Return the whole listing, line for line, without the pictures in it.

▸ **Supplied material**:
___

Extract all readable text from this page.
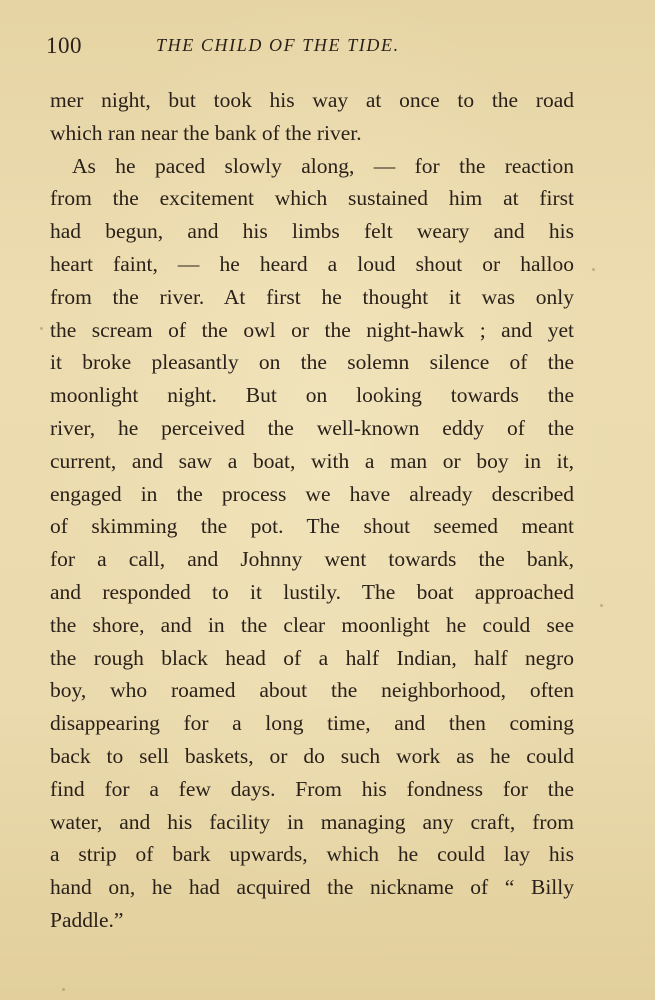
100	THE CHILD OF THE TIDE.
mer night, but took his way at once to the road
which ran near the bank of the river.
As he paced slowly along, — for the reaction
from the excitement which sustained him at first
had begun, and his limbs felt weary and his
heart faint, — he heard a loud shout or halloo
from the river. At first he thought it was only
the scream of the owl or the night-hawk ; and yet
it broke pleasantly on the solemn silence of the
moonlight night. But on looking towards the
river, he perceived the well-known eddy of the
current, and saw a boat, with a man or boy in it,
engaged in the process we have already described
of skimming the pot. The shout seemed meant
for a call, and Johnny went towards the bank,
and responded to it lustily. The boat approached
the shore, and in the clear moonlight he could see
the rough black head of a half Indian, half negro
boy, who roamed about the neighborhood, often
disappearing for a long time, and then coming
back to sell baskets, or do such work as he could
find for a few days. From his fondness for the
water, and his facility in managing any craft, from
a strip of bark upwards, which he could lay his
hand on, he had acquired the nickname of “ Billy
Paddle.”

___

▸ **Result below**:
Extract all readable text from this page.
100	THE CHILD OF THE TIDE.
mer night, but took his way at once to the road
which ran near the bank of the river.
As he paced slowly along, — for the reaction
from the excitement which sustained him at first
had begun, and his limbs felt weary and his
heart faint, — he heard a loud shout or halloo
from the river. At first he thought it was only
the scream of the owl or the night-hawk ; and yet
it broke pleasantly on the solemn silence of the
moonlight night. But on looking towards the
river, he perceived the well-known eddy of the
current, and saw a boat, with a man or boy in it,
engaged in the process we have already described
of skimming the pot. The shout seemed meant
for a call, and Johnny went towards the bank,
and responded to it lustily. The boat approached
the shore, and in the clear moonlight he could see
the rough black head of a half Indian, half negro
boy, who roamed about the neighborhood, often
disappearing for a long time, and then coming
back to sell baskets, or do such work as he could
find for a few days. From his fondness for the
water, and his facility in managing any craft, from
a strip of bark upwards, which he could lay his
hand on, he had acquired the nickname of “ Billy
Paddle.”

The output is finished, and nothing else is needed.